(Part of a data file)
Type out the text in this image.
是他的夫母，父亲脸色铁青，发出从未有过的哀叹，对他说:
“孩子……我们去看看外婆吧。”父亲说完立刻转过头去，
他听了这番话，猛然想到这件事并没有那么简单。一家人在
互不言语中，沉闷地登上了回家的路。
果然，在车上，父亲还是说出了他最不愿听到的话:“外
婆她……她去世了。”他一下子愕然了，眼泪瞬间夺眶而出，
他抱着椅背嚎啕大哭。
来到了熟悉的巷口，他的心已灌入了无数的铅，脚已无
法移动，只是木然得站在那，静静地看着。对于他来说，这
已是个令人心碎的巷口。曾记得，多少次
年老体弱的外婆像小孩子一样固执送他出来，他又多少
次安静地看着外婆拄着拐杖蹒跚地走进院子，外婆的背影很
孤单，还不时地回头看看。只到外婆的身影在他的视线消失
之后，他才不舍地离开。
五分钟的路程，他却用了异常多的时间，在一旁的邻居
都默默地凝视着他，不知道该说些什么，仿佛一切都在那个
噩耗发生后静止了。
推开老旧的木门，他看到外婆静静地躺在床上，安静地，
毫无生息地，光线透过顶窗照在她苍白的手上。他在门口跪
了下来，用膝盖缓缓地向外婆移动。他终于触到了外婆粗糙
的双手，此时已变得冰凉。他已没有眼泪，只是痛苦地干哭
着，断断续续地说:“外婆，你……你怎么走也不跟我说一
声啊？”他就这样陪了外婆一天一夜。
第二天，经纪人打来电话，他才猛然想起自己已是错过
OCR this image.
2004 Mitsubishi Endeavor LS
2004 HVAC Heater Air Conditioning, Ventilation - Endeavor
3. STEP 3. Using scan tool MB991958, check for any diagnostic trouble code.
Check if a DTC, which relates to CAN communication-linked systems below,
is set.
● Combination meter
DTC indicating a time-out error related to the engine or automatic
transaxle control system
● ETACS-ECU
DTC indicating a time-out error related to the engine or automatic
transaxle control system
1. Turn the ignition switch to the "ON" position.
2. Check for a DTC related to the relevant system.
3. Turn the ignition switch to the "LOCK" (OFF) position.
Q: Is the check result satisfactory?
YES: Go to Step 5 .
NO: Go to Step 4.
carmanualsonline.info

* * *

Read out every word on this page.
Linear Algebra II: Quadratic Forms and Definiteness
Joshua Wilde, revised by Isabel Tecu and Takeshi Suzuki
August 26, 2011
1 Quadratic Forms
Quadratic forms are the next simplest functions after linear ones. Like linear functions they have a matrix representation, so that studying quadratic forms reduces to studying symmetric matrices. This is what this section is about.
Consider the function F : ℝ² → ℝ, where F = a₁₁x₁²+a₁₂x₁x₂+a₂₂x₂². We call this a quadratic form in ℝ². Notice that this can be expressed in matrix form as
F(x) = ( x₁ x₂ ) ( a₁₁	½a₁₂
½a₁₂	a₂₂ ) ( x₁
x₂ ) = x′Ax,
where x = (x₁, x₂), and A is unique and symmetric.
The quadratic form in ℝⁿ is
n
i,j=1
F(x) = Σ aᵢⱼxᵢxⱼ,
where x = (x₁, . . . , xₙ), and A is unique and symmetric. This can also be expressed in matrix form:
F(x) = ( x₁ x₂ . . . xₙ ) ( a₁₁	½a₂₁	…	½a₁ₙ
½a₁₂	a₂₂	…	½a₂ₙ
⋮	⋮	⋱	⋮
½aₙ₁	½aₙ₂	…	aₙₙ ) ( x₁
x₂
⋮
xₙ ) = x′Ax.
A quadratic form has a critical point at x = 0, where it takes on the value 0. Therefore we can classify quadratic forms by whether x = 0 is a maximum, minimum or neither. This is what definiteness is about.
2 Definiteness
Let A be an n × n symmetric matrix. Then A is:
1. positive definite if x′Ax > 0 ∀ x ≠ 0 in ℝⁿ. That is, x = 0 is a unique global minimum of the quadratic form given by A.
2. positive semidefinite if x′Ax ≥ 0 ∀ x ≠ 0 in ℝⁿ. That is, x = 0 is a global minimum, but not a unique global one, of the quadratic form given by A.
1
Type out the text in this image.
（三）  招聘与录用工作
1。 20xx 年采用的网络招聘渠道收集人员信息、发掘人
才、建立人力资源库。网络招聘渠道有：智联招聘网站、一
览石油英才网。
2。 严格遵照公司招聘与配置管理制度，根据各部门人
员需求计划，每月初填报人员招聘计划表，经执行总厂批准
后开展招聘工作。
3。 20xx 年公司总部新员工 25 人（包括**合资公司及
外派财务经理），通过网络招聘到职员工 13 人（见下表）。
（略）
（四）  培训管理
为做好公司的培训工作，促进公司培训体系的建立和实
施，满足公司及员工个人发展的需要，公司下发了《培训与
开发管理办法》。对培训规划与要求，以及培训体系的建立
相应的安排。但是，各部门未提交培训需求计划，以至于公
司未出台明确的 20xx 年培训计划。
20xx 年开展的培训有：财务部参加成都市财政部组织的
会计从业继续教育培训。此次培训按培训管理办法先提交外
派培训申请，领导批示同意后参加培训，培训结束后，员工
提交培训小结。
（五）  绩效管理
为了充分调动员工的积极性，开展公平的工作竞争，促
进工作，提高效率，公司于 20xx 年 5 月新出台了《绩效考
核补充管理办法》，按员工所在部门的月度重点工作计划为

### Task directions:
Pick out all lines from the data above in which the word "position" appears.

### Exercise answer:
1. Turn the ignition switch to the "ON" position.
3. Turn the ignition switch to the "LOCK" (OFF) position.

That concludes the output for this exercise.